What to produce:
Copy each line containing the word "subtitle" from the records that follow, please.

━━━━━━

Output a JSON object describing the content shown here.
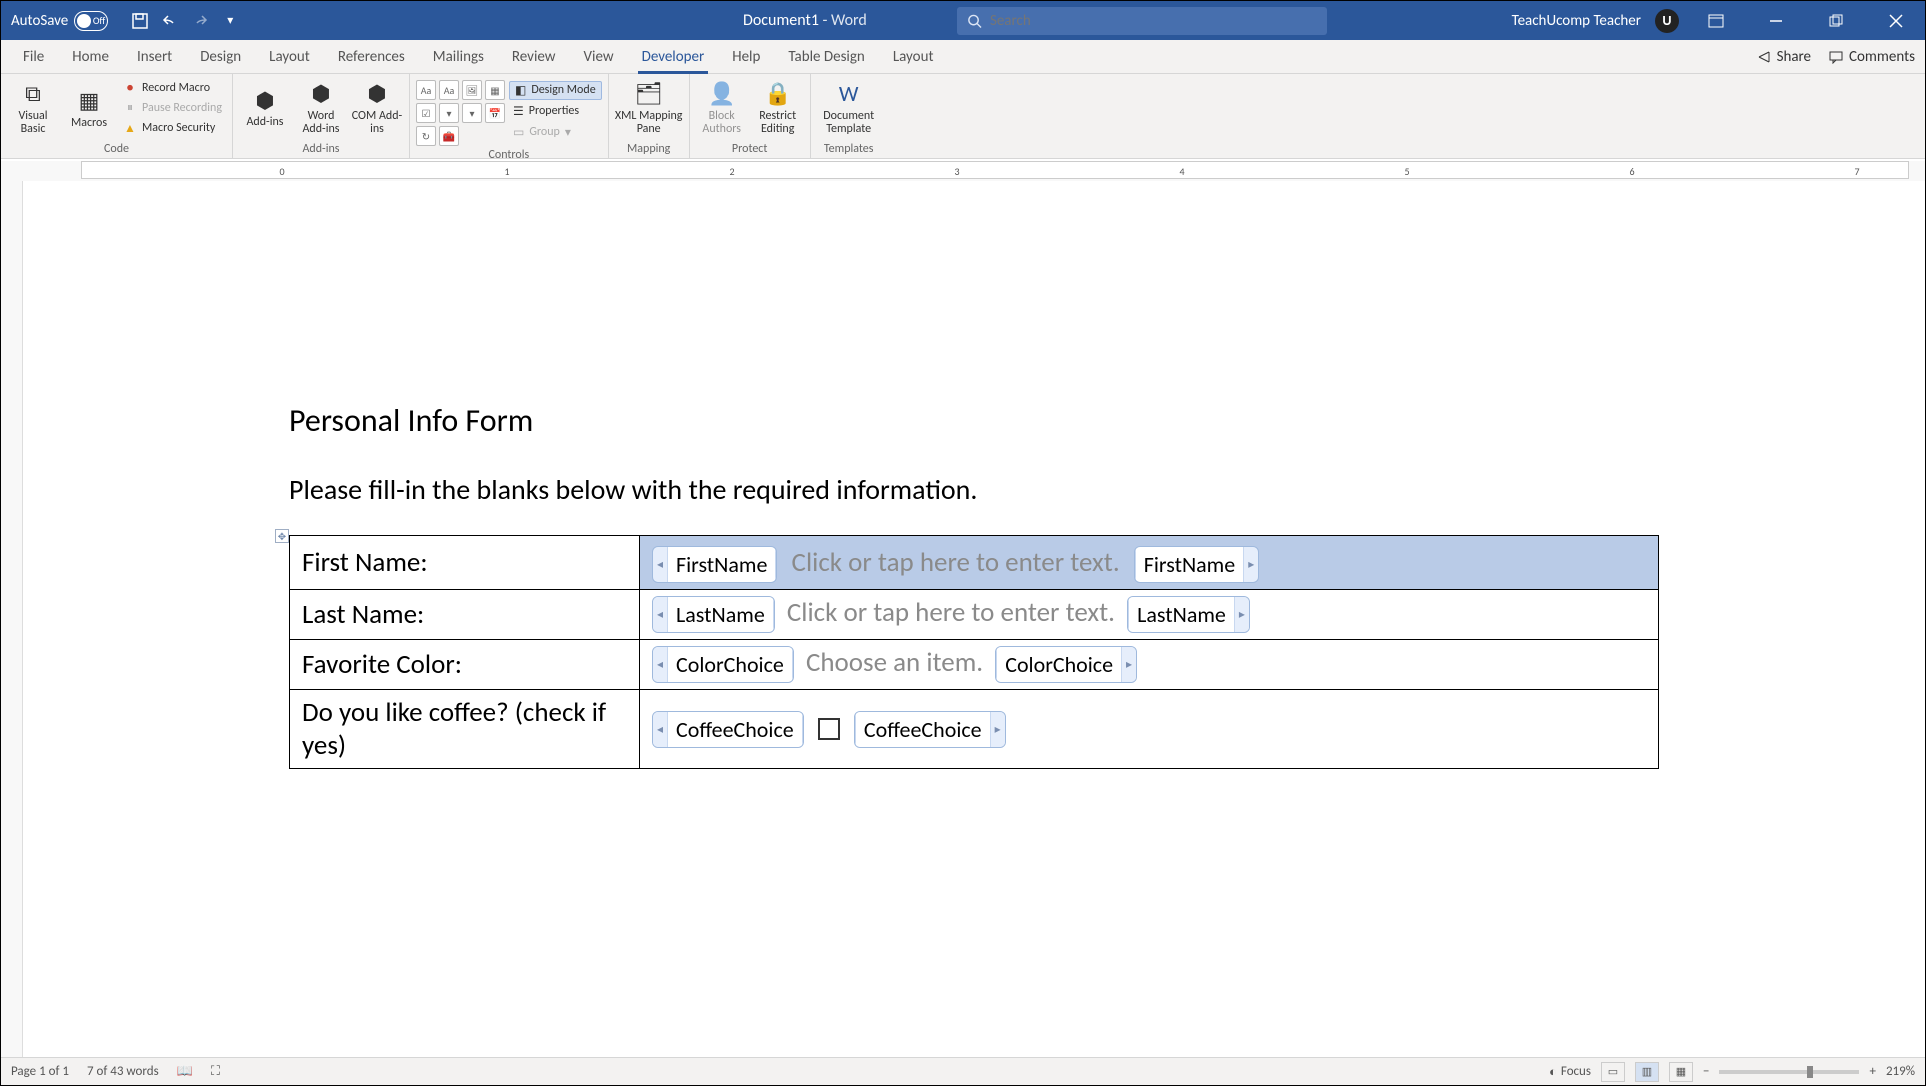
{
  "titlebar": {
    "autosave_label": "AutoSave",
    "autosave_state": "Off",
    "document_name": "Document1",
    "app_suffix": " - Word",
    "search_placeholder": "Search",
    "user_name": "TeachUcomp Teacher",
    "user_initial": "U"
  },
  "tabs": {
    "items": [
      "File",
      "Home",
      "Insert",
      "Design",
      "Layout",
      "References",
      "Mailings",
      "Review",
      "View",
      "Developer",
      "Help",
      "Table Design",
      "Layout"
    ],
    "active_index": 9,
    "share": "Share",
    "comments": "Comments"
  },
  "ribbon": {
    "code": {
      "visual_basic": "Visual Basic",
      "macros": "Macros",
      "record_macro": "Record Macro",
      "pause_recording": "Pause Recording",
      "macro_security": "Macro Security",
      "group_label": "Code"
    },
    "addins": {
      "addins": "Add-ins",
      "word_addins": "Word Add-ins",
      "com_addins": "COM Add-ins",
      "group_label": "Add-ins"
    },
    "controls": {
      "design_mode": "Design Mode",
      "properties": "Properties",
      "group": "Group",
      "group_label": "Controls"
    },
    "mapping": {
      "xml_mapping_pane": "XML Mapping Pane",
      "group_label": "Mapping"
    },
    "protect": {
      "block_authors": "Block Authors",
      "restrict_editing": "Restrict Editing",
      "group_label": "Protect"
    },
    "templates": {
      "document_template": "Document Template",
      "group_label": "Templates"
    }
  },
  "document": {
    "heading": "Personal Info Form",
    "intro": "Please fill-in the blanks below with the required information.",
    "rows": [
      {
        "label": "First Name:",
        "tag": "FirstName",
        "placeholder": "Click or tap here to enter text.",
        "type": "text",
        "selected": true
      },
      {
        "label": "Last Name:",
        "tag": "LastName",
        "placeholder": "Click or tap here to enter text.",
        "type": "text",
        "selected": false
      },
      {
        "label": "Favorite Color:",
        "tag": "ColorChoice",
        "placeholder": "Choose an item.",
        "type": "dropdown",
        "selected": false
      },
      {
        "label": "Do you like coffee? (check if yes)",
        "tag": "CoffeeChoice",
        "placeholder": "",
        "type": "checkbox",
        "selected": false
      }
    ]
  },
  "statusbar": {
    "page": "Page 1 of 1",
    "words": "7 of 43 words",
    "focus": "Focus",
    "zoom": "219%"
  }
}
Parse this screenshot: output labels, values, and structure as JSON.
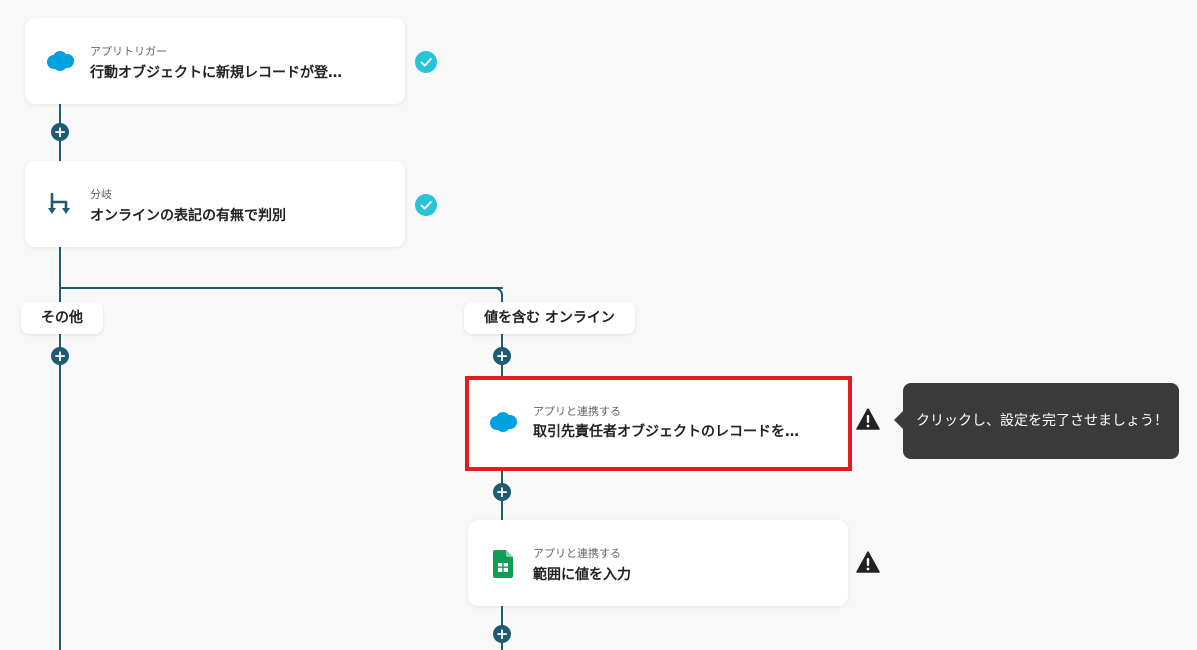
{
  "flow": {
    "trigger": {
      "subtitle": "アプリトリガー",
      "title": "行動オブジェクトに新規レコードが登…",
      "icon": "salesforce-icon",
      "status": "completed"
    },
    "branch": {
      "subtitle": "分岐",
      "title": "オンラインの表記の有無で判別",
      "icon": "branch-icon",
      "status": "completed"
    },
    "branch_labels": {
      "other": "その他",
      "contains": "値を含む オンライン"
    },
    "step_contact": {
      "subtitle": "アプリと連携する",
      "title": "取引先責任者オブジェクトのレコードを…",
      "icon": "salesforce-icon",
      "status": "warning"
    },
    "step_sheet": {
      "subtitle": "アプリと連携する",
      "title": "範囲に値を入力",
      "icon": "google-sheets-icon",
      "status": "warning"
    },
    "add_step_symbol": "+"
  },
  "tooltip": {
    "text": "クリックし、設定を完了させましょう！"
  },
  "colors": {
    "line": "#1f5b73",
    "check": "#27c3d8",
    "highlight": "#e01e1e",
    "tooltip_bg": "#3a3a3a",
    "salesforce": "#00a1e0",
    "sheets": "#0f9d58"
  }
}
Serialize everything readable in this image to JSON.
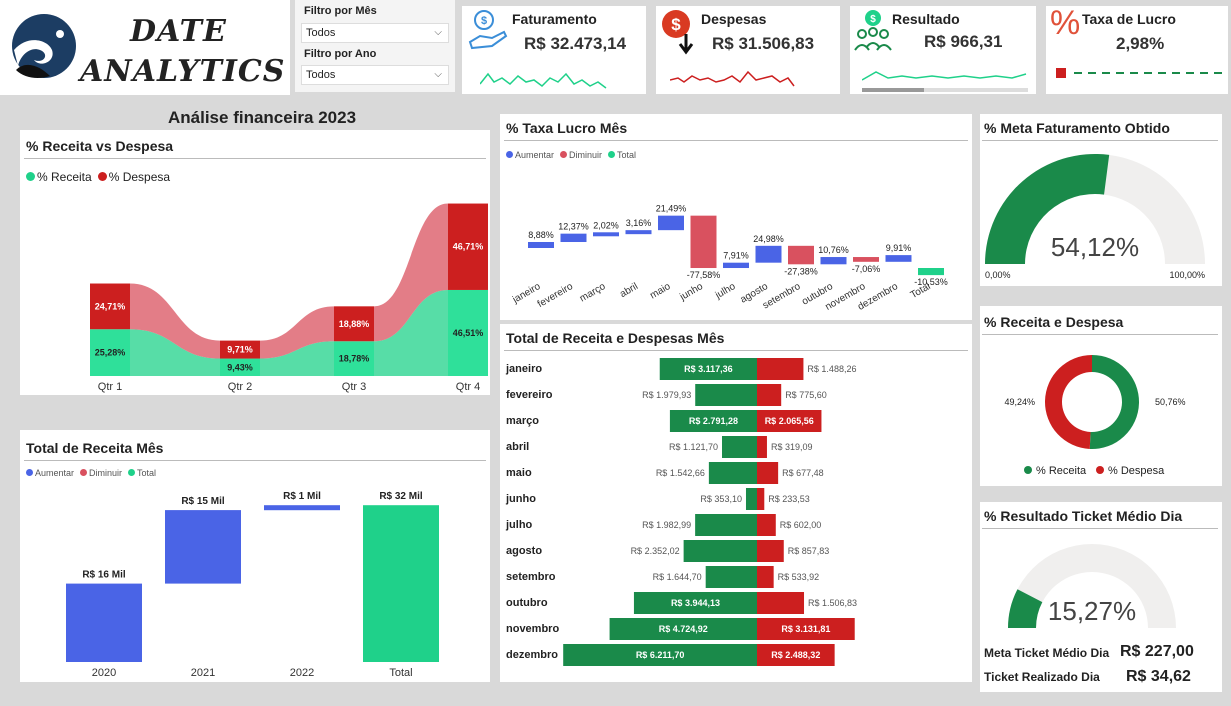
{
  "brand": {
    "line1": "DATE",
    "line2": "ANALYTICS"
  },
  "filters": {
    "month_label": "Filtro por Mês",
    "month_value": "Todos",
    "year_label": "Filtro por Ano",
    "year_value": "Todos"
  },
  "kpis": {
    "faturamento": {
      "label": "Faturamento",
      "value": "R$ 32.473,14"
    },
    "despesas": {
      "label": "Despesas",
      "value": "R$ 31.506,83"
    },
    "resultado": {
      "label": "Resultado",
      "value": "R$ 966,31"
    },
    "taxa": {
      "label": "Taxa de  Lucro",
      "value": "2,98%",
      "symbol": "%"
    }
  },
  "page_title": "Análise financeira 2023",
  "colors": {
    "green": "#1a8a4a",
    "red": "#cc1f1f",
    "blue": "#4a64e6",
    "teal": "#1fd18a",
    "rose": "#d9515f"
  },
  "receita_despesa": {
    "title": "% Receita vs Despesa",
    "legend": [
      "% Receita",
      "% Despesa"
    ],
    "chart_data": {
      "type": "area",
      "categories": [
        "Qtr 1",
        "Qtr 2",
        "Qtr 3",
        "Qtr 4"
      ],
      "series": [
        {
          "name": "% Receita",
          "values": [
            25.28,
            9.43,
            18.78,
            46.51
          ],
          "labels": [
            "25,28%",
            "9,43%",
            "18,78%",
            "46,51%"
          ]
        },
        {
          "name": "% Despesa",
          "values": [
            24.71,
            9.71,
            18.88,
            46.71
          ],
          "labels": [
            "24,71%",
            "9,71%",
            "18,88%",
            "46,71%"
          ]
        }
      ]
    }
  },
  "taxa_lucro_mes": {
    "title": "% Taxa Lucro Mês",
    "legend": [
      "Aumentar",
      "Diminuir",
      "Total"
    ],
    "chart_data": {
      "type": "bar",
      "categories": [
        "janeiro",
        "fevereiro",
        "março",
        "abril",
        "maio",
        "junho",
        "julho",
        "agosto",
        "setembro",
        "outubro",
        "novembro",
        "dezembro",
        "Total"
      ],
      "values": [
        8.88,
        12.37,
        2.02,
        3.16,
        21.49,
        -77.58,
        7.91,
        24.98,
        -27.38,
        10.76,
        -7.06,
        9.91,
        -10.53
      ],
      "labels": [
        "8,88%",
        "12,37%",
        "2,02%",
        "3,16%",
        "21,49%",
        "-77,58%",
        "7,91%",
        "24,98%",
        "-27,38%",
        "10,76%",
        "-7,06%",
        "9,91%",
        "-10,53%"
      ]
    }
  },
  "receita_despesa_mes": {
    "title": "Total de Receita e Despesas Mês",
    "chart_data": {
      "type": "bar",
      "categories": [
        "janeiro",
        "fevereiro",
        "março",
        "abril",
        "maio",
        "junho",
        "julho",
        "agosto",
        "setembro",
        "outubro",
        "novembro",
        "dezembro"
      ],
      "series": [
        {
          "name": "Receita",
          "values": [
            3117.36,
            1979.93,
            2791.28,
            1121.7,
            1542.66,
            353.1,
            1982.99,
            2352.02,
            1644.7,
            3944.13,
            4724.92,
            6211.7
          ],
          "labels": [
            "R$ 3.117,36",
            "R$ 1.979,93",
            "R$ 2.791,28",
            "R$ 1.121,70",
            "R$ 1.542,66",
            "R$ 353,10",
            "R$ 1.982,99",
            "R$ 2.352,02",
            "R$ 1.644,70",
            "R$ 3.944,13",
            "R$ 4.724,92",
            "R$ 6.211,70"
          ]
        },
        {
          "name": "Despesa",
          "values": [
            1488.26,
            775.6,
            2065.56,
            319.09,
            677.48,
            233.53,
            602.0,
            857.83,
            533.92,
            1506.83,
            3131.81,
            2488.32
          ],
          "labels": [
            "R$ 1.488,26",
            "R$ 775,60",
            "R$ 2.065,56",
            "R$ 319,09",
            "R$ 677,48",
            "R$ 233,53",
            "R$ 602,00",
            "R$ 857,83",
            "R$ 533,92",
            "R$ 1.506,83",
            "R$ 3.131,81",
            "R$ 2.488,32"
          ]
        }
      ]
    }
  },
  "receita_mes": {
    "title": "Total de Receita Mês",
    "legend": [
      "Aumentar",
      "Diminuir",
      "Total"
    ],
    "chart_data": {
      "type": "bar",
      "categories": [
        "2020",
        "2021",
        "2022",
        "Total"
      ],
      "values": [
        16,
        15,
        1,
        32
      ],
      "labels": [
        "R$ 16 Mil",
        "R$ 15 Mil",
        "R$ 1 Mil",
        "R$ 32 Mil"
      ]
    }
  },
  "meta_fat": {
    "title": "% Meta Faturamento Obtido",
    "value": 54.12,
    "value_label": "54,12%",
    "min_label": "0,00%",
    "max_label": "100,00%"
  },
  "receita_despesa_donut": {
    "title": "% Receita e Despesa",
    "chart_data": {
      "type": "pie",
      "categories": [
        "% Receita",
        "% Despesa"
      ],
      "values": [
        50.76,
        49.24
      ],
      "labels": [
        "50,76%",
        "49,24%"
      ]
    }
  },
  "ticket": {
    "title": "% Resultado Ticket Médio Dia",
    "value": 15.27,
    "value_label": "15,27%",
    "meta_label": "Meta Ticket Médio Dia",
    "meta_value": "R$ 227,00",
    "real_label": "Ticket Realizado Dia",
    "real_value": "R$ 34,62"
  }
}
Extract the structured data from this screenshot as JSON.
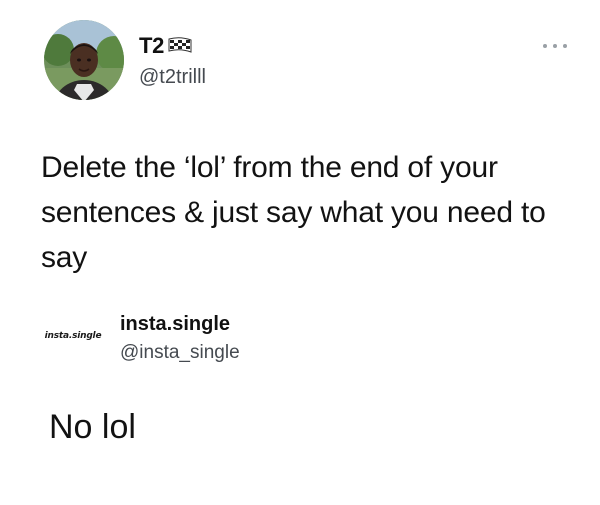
{
  "tweet_1": {
    "display_name": "T2",
    "name_icon": "checkered-flag-icon",
    "handle": "@t2trilll",
    "more_icon": "more-options-icon",
    "text": "Delete the ‘lol’ from the end of your sentences & just say what you need to say"
  },
  "tweet_2": {
    "avatar_label": "insta.single",
    "display_name": "insta.single",
    "handle": "@insta_single",
    "text": "No lol"
  },
  "colors": {
    "text": "#111111",
    "handle": "#454a50",
    "more_dots": "#9aa0a6",
    "background": "#ffffff"
  }
}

━━━━━━

Exercise result:
      "subtitle": "アプリトリガー",
      "subtitle": "分岐",
      "subtitle": "アプリと連携する",
      "subtitle": "アプリと連携する",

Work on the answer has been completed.